# [Aim]
Collect each line of the records containing the string "runt".

# [Supplied data]
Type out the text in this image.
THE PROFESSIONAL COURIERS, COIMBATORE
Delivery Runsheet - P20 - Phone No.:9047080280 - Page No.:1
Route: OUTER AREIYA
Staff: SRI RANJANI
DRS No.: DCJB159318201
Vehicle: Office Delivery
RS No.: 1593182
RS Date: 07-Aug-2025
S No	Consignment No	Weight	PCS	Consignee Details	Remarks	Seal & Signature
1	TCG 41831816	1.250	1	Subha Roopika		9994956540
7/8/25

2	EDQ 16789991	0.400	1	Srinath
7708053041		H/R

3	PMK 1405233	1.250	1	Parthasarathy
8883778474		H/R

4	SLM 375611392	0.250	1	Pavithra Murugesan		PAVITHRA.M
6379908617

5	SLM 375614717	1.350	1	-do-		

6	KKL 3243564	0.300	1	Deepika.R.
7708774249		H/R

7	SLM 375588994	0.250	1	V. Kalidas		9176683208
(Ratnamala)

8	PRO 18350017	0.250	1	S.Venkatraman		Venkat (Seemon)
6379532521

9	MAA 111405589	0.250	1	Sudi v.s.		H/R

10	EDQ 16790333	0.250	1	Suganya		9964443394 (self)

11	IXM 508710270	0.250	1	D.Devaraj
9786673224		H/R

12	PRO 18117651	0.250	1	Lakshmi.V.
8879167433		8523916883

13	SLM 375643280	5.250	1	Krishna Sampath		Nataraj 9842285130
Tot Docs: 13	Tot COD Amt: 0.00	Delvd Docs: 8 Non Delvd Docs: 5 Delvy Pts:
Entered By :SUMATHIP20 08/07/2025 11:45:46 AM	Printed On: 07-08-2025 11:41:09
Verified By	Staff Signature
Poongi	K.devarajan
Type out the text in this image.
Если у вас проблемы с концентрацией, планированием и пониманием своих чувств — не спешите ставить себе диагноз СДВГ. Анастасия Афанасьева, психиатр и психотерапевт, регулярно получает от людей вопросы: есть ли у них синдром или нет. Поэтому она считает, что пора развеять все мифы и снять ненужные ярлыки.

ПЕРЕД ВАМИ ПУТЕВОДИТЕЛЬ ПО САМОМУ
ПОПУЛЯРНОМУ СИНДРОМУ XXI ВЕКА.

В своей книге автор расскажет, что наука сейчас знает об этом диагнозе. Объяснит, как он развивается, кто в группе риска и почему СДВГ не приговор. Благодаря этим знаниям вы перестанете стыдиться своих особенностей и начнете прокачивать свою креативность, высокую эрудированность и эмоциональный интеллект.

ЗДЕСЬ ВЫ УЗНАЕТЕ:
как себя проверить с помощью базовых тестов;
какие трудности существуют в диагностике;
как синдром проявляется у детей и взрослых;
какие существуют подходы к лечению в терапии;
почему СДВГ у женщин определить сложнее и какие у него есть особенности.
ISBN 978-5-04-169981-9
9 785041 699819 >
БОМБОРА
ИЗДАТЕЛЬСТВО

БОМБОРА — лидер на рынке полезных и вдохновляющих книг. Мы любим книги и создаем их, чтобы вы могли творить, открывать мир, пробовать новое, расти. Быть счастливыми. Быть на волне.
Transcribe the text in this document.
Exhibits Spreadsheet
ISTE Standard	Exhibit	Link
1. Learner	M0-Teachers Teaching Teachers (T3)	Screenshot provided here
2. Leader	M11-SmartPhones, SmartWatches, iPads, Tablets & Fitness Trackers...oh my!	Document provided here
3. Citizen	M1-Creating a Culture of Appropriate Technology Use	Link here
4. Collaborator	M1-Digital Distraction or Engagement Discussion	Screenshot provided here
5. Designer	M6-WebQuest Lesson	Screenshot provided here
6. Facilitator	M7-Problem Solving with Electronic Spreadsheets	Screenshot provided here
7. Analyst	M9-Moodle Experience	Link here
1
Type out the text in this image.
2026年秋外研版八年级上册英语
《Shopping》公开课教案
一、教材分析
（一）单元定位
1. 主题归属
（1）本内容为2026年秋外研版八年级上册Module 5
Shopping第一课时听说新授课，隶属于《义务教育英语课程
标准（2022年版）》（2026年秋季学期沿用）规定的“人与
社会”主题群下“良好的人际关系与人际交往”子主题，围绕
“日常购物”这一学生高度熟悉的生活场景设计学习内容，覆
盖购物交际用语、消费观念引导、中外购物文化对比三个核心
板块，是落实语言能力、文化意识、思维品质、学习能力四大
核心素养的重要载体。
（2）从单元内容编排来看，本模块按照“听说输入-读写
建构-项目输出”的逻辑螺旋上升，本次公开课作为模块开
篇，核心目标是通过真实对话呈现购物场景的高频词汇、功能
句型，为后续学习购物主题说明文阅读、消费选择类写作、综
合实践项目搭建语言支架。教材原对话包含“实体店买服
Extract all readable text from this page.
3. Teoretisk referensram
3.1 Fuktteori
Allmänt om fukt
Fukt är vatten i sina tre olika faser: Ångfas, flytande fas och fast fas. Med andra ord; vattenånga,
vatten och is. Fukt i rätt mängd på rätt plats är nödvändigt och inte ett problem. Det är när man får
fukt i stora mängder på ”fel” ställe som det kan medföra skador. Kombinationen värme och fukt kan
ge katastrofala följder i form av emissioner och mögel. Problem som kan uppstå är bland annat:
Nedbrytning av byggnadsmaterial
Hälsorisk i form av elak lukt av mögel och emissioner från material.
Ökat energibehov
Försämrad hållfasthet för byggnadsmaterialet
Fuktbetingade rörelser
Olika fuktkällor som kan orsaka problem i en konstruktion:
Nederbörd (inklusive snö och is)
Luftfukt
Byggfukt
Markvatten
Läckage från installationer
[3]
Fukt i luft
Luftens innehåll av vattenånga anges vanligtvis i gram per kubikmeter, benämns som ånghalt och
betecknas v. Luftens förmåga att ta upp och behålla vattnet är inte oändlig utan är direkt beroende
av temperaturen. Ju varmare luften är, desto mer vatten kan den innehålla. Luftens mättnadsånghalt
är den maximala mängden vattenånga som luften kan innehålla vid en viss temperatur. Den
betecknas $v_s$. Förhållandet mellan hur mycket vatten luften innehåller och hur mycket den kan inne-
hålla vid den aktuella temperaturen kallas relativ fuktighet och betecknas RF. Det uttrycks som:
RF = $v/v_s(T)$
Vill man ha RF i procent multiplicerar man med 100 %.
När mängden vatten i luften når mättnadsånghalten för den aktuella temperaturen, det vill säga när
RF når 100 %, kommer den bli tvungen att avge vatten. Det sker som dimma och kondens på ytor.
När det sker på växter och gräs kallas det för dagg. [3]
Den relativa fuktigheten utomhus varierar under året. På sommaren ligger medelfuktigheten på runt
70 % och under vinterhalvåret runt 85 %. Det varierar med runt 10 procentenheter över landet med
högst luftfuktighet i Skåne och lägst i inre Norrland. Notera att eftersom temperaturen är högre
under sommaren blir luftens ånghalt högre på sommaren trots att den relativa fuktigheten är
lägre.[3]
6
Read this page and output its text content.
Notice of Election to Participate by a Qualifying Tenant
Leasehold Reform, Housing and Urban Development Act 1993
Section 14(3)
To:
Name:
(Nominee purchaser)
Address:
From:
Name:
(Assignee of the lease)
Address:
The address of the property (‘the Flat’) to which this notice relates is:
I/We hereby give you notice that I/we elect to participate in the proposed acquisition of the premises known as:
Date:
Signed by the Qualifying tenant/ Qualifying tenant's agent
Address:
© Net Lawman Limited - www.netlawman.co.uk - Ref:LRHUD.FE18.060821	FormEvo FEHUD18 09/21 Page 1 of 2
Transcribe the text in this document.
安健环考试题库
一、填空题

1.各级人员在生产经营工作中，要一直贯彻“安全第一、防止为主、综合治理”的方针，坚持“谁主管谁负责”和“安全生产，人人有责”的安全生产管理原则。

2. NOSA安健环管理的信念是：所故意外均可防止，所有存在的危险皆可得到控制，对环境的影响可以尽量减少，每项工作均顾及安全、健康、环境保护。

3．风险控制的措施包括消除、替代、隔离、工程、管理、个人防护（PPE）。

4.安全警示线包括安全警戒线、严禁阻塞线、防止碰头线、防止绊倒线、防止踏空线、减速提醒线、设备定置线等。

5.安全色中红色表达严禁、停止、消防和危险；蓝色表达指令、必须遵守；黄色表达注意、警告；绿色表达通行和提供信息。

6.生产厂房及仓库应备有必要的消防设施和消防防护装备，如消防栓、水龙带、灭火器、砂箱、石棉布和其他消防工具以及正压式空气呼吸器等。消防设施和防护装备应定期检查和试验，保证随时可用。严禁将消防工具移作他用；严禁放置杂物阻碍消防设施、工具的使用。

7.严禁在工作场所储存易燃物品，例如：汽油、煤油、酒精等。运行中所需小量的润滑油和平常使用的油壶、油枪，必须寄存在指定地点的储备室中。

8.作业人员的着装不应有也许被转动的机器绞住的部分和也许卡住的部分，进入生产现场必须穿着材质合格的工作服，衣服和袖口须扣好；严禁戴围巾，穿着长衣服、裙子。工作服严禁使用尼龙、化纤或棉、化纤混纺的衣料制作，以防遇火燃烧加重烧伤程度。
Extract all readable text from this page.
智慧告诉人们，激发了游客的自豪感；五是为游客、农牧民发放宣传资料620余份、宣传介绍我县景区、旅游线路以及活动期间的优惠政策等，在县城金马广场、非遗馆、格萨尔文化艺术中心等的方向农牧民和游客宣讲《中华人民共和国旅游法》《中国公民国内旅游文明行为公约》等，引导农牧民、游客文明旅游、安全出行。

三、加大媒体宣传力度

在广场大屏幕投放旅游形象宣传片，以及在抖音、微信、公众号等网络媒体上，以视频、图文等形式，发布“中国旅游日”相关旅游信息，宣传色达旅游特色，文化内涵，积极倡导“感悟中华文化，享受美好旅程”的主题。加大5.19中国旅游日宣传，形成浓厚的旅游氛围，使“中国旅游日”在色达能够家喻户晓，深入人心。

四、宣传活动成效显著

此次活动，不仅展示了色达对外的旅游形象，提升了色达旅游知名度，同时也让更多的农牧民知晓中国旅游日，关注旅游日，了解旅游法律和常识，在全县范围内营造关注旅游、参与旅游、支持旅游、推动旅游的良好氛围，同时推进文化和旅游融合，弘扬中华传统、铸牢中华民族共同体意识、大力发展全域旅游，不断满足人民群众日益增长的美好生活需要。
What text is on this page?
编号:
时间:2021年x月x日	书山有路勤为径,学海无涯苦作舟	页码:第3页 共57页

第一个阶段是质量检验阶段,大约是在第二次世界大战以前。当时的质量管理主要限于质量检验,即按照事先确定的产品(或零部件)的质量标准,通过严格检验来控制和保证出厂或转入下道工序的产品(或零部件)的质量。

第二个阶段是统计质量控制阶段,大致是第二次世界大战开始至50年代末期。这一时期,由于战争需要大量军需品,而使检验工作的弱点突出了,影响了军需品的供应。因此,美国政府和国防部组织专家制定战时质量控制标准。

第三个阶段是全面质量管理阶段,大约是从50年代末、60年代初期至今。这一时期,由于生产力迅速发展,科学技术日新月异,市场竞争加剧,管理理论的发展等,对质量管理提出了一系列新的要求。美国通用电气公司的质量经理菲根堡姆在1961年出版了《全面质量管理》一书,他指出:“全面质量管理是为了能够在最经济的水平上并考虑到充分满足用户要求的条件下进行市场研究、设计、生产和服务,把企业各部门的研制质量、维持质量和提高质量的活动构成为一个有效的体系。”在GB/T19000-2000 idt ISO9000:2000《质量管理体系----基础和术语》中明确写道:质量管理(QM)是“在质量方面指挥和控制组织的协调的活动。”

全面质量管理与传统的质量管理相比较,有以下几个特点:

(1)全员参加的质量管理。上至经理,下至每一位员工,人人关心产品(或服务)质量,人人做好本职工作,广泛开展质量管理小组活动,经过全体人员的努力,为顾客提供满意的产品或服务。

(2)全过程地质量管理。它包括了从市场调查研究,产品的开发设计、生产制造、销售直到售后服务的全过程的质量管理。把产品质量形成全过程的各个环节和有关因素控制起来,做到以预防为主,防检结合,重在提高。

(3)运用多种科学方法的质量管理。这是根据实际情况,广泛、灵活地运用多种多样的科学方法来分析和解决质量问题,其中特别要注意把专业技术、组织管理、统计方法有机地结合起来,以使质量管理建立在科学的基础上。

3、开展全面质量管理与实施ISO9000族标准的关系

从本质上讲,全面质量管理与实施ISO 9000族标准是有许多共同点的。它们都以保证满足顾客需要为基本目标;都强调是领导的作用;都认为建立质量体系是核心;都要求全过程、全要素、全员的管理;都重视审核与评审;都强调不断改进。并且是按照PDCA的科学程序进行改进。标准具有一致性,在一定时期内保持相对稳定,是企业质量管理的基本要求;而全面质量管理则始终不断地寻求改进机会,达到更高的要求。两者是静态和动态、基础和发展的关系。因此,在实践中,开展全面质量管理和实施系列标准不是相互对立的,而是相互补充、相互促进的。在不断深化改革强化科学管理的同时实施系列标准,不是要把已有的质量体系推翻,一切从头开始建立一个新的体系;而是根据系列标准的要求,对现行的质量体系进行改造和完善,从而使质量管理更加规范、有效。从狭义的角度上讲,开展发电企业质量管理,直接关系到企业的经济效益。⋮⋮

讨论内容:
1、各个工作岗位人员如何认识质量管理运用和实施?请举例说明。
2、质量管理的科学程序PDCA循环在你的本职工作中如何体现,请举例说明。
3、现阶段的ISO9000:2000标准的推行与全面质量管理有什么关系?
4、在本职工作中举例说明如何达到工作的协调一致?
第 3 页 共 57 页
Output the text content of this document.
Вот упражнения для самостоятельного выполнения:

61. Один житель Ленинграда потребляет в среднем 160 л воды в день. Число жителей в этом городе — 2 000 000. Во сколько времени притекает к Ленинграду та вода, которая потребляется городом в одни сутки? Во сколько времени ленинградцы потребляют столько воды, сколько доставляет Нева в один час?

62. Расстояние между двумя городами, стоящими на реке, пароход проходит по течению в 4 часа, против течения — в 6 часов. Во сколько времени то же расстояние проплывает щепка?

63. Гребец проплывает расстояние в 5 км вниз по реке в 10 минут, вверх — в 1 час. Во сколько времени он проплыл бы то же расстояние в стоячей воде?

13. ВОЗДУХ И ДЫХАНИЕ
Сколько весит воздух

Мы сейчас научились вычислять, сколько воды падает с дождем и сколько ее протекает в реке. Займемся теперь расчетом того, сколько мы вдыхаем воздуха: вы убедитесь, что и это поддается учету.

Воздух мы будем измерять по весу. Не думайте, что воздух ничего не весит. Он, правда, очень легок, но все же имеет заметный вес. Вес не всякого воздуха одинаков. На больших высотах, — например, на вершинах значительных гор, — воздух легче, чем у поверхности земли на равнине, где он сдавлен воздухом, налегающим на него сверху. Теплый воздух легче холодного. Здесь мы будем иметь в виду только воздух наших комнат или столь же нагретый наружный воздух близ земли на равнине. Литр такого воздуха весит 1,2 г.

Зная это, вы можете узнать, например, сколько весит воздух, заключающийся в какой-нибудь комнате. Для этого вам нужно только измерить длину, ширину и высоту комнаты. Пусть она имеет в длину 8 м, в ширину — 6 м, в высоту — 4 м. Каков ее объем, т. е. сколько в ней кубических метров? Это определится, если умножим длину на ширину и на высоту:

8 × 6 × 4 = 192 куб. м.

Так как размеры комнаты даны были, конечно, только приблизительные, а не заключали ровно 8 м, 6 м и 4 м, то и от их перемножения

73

# [Task answer]
Den relativa fuktigheten utomhus varierar under året. På sommaren ligger medelfuktigheten på runt
70 % och under vinterhalvåret runt 85 %. Det varierar med runt 10 procentenheter över landet med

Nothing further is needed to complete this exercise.